=== Given instruction ===
From the listing, collect all lines containing the word "Vorlagenübersicht".

=== Extracted information ===
- - - - - - -

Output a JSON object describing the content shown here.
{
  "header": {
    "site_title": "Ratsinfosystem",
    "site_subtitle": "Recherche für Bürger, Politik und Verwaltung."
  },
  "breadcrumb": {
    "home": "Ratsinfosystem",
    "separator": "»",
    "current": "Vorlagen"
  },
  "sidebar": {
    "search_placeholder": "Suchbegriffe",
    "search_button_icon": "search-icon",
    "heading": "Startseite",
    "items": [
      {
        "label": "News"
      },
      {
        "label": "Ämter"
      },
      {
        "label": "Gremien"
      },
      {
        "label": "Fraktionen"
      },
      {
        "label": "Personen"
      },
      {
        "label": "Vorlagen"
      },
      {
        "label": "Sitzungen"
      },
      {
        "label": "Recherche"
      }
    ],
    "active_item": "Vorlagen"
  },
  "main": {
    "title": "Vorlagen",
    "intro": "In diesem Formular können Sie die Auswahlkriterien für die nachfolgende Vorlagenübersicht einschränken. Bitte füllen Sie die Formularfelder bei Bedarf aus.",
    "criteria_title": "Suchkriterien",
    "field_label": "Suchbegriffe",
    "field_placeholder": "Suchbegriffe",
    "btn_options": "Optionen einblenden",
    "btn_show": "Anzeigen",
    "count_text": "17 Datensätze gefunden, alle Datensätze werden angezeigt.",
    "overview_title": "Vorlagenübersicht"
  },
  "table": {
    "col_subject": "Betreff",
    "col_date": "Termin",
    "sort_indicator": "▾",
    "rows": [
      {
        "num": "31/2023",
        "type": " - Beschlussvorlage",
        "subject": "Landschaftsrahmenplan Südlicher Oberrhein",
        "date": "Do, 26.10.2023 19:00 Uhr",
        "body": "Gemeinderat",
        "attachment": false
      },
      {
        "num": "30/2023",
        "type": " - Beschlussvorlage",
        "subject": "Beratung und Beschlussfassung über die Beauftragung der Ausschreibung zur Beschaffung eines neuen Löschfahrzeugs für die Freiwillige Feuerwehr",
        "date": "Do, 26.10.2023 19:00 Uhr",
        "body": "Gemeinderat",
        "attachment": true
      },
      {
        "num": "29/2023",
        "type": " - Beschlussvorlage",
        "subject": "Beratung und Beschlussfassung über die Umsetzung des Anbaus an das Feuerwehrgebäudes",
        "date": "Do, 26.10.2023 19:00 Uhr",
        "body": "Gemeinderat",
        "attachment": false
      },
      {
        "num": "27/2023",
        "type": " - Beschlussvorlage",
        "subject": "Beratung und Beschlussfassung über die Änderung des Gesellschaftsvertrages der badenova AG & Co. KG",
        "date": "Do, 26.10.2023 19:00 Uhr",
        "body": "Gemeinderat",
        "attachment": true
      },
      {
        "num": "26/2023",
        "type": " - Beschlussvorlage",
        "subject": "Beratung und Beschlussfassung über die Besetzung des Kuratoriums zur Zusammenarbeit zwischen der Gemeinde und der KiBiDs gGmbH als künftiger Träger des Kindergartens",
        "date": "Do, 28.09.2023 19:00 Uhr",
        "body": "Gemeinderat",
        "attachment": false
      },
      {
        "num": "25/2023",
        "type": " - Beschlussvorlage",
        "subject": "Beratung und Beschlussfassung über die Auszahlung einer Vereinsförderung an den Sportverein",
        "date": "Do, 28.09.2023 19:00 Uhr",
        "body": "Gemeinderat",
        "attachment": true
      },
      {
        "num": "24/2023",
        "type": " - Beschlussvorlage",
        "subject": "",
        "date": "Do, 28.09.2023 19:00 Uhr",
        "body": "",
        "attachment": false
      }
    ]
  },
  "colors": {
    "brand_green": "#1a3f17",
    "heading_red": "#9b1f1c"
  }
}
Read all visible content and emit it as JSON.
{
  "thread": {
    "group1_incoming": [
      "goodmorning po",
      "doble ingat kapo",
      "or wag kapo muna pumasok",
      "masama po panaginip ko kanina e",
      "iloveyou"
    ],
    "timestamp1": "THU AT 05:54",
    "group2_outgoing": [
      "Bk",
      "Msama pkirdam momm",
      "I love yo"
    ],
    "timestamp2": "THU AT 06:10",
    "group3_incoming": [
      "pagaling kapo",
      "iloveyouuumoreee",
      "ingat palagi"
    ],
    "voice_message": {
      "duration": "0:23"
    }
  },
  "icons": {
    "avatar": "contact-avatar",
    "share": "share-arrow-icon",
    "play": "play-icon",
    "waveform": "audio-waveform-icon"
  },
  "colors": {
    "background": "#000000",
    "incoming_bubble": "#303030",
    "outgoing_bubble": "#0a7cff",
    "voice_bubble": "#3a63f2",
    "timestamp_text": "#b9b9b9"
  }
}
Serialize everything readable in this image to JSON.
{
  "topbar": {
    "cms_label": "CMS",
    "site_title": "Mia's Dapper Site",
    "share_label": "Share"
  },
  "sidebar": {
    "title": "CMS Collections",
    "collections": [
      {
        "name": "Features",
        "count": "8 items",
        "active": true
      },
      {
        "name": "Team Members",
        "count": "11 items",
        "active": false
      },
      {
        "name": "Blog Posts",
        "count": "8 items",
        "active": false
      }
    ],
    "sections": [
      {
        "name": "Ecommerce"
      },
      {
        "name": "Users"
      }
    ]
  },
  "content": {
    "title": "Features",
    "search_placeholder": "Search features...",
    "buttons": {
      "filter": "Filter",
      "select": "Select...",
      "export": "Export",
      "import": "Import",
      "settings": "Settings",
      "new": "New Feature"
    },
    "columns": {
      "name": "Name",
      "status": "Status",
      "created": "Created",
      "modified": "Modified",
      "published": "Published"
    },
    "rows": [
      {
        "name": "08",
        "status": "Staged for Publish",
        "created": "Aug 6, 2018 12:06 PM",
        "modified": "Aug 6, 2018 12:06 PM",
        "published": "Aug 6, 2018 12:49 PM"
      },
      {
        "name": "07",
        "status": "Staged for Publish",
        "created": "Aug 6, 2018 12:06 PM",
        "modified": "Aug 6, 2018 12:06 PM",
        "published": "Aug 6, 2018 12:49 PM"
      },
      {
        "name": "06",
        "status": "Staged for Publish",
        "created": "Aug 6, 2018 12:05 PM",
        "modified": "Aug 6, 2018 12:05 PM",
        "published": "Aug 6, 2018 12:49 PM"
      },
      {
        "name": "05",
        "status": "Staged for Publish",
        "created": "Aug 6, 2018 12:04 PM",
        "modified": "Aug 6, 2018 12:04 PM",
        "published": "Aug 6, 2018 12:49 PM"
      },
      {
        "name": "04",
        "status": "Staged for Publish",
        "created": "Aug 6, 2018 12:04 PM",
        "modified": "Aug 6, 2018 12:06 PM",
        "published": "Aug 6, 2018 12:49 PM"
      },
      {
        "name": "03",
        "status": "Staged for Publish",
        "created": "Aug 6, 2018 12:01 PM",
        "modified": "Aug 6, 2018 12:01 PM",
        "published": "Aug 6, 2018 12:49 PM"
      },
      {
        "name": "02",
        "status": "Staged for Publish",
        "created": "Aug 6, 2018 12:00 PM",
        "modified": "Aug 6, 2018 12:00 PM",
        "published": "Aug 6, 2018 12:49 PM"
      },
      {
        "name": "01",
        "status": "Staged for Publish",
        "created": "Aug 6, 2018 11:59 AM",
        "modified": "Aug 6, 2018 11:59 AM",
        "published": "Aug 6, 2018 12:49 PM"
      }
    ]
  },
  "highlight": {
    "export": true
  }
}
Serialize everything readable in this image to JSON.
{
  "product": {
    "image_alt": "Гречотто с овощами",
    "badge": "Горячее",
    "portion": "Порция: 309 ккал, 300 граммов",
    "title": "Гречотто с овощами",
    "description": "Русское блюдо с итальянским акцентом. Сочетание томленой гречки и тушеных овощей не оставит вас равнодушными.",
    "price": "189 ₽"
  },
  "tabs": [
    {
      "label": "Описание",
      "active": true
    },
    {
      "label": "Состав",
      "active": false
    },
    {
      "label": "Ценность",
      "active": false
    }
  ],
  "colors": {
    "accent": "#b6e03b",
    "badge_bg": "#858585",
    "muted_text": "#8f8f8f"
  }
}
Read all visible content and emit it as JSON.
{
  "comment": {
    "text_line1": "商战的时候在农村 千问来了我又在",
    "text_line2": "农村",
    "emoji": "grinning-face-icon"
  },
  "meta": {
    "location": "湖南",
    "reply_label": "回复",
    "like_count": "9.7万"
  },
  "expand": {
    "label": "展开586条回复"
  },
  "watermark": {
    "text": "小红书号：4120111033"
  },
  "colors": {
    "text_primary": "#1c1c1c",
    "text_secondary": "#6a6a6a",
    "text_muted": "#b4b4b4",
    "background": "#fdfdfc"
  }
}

- - - - - - -

=== The output ===
    "intro": "In diesem Formular können Sie die Auswahlkriterien für die nachfolgende Vorlagenübersicht einschränken. Bitte füllen Sie die Formularfelder bei Bedarf aus.",
    "overview_title": "Vorlagenübersicht"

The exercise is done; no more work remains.